- **Input records**:
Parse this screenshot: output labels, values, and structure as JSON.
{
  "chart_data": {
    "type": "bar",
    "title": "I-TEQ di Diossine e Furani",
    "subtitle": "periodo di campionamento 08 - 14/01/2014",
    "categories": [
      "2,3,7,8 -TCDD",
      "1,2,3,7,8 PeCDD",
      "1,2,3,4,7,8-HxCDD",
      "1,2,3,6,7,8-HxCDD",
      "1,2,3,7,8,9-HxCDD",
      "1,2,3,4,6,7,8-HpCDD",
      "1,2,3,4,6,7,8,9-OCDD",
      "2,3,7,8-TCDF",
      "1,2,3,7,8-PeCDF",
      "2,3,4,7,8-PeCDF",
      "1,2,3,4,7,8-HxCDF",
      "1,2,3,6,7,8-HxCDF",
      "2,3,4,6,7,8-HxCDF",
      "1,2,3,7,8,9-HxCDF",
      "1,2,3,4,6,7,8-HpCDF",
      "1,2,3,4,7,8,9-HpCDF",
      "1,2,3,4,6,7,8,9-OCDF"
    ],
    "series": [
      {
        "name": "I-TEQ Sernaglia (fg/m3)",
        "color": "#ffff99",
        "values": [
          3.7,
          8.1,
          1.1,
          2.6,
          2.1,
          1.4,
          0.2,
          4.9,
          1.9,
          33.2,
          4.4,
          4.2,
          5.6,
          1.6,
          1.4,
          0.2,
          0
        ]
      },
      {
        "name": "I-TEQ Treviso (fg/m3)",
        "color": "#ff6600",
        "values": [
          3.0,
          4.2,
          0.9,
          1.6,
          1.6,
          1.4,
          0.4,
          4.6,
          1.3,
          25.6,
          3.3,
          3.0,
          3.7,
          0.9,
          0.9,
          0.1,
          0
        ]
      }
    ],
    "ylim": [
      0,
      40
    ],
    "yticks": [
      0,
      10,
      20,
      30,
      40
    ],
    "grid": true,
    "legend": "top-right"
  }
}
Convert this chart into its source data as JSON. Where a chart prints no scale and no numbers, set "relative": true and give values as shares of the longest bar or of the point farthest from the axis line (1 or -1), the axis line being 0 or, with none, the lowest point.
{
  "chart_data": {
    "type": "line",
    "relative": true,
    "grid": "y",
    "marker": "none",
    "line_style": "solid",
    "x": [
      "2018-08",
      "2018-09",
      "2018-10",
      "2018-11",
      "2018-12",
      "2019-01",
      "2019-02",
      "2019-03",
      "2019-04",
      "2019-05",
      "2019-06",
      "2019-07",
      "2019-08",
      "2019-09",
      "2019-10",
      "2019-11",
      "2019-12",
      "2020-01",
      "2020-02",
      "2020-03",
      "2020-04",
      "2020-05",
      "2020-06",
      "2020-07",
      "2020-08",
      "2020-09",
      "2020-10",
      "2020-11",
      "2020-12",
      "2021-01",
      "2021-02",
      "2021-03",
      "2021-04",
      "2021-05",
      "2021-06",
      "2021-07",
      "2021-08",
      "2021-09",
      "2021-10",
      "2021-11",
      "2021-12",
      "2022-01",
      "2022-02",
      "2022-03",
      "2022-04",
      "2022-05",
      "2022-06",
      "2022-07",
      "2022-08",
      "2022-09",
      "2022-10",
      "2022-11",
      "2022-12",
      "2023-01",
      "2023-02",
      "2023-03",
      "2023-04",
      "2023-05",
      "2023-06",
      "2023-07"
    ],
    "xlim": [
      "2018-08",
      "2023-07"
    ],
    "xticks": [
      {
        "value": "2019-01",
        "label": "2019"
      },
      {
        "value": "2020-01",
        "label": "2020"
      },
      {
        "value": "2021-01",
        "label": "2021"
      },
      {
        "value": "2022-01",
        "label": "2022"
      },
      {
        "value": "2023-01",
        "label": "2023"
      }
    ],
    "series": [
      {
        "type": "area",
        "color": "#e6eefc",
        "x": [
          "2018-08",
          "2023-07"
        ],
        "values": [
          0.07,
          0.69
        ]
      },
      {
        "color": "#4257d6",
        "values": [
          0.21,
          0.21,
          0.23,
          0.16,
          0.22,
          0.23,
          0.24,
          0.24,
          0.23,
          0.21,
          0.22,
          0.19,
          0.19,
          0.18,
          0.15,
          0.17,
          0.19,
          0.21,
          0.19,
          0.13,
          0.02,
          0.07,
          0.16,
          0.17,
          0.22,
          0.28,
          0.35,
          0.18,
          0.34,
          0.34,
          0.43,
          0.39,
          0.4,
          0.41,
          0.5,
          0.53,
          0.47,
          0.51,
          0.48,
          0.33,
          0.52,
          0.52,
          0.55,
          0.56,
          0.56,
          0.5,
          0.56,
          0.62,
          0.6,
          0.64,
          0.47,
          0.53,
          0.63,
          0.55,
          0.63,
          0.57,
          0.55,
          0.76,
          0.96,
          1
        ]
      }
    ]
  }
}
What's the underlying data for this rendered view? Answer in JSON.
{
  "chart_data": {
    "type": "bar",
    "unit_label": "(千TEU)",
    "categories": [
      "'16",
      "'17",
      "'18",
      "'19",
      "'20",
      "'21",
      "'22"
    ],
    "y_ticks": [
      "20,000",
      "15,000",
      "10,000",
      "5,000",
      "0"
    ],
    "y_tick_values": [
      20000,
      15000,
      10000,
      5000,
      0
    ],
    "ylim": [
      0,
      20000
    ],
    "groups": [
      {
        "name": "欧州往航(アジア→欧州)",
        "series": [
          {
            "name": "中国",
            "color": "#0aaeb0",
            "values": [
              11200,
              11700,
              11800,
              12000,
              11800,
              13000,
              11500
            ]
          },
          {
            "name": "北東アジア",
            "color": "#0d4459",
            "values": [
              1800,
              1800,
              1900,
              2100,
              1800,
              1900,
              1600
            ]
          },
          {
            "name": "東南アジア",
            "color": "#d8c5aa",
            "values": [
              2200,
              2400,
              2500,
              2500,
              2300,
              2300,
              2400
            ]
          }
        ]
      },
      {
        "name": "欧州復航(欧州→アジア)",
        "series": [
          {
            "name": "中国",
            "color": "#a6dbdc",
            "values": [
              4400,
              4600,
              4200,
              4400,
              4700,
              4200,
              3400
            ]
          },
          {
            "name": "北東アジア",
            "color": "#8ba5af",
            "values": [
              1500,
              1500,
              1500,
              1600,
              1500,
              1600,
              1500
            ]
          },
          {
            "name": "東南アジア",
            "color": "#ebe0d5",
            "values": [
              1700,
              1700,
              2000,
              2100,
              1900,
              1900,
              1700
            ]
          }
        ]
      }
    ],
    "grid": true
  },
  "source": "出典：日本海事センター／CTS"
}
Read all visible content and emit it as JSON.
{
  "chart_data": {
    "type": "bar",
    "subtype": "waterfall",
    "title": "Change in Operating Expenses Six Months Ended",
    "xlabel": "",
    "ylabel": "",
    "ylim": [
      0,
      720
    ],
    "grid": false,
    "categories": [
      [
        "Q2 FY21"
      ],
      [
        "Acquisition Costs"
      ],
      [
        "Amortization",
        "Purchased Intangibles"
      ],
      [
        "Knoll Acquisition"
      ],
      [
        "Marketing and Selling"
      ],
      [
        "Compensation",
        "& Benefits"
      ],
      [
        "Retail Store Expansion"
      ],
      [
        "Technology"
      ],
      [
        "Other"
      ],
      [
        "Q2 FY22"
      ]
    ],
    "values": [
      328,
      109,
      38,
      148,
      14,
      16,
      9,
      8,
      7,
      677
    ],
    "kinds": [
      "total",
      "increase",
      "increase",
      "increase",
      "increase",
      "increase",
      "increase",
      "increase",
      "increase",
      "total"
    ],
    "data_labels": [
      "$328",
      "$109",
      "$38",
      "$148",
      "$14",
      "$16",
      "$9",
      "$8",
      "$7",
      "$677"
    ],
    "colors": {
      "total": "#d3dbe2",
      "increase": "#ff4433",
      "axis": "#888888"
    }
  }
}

- **Stated goal**:
Search the data for the string "source". List each line that has it.

- **Task output**:
Convert this chart into its source data as JSON. Where a chart prints no scale and no numbers, set "relative": true and give values as shares of the longest bar or of the point farthest from the axis line (1 or -1), the axis line being 0 or, with none, the lowest point.
  "source": "出典：日本海事センター／CTS"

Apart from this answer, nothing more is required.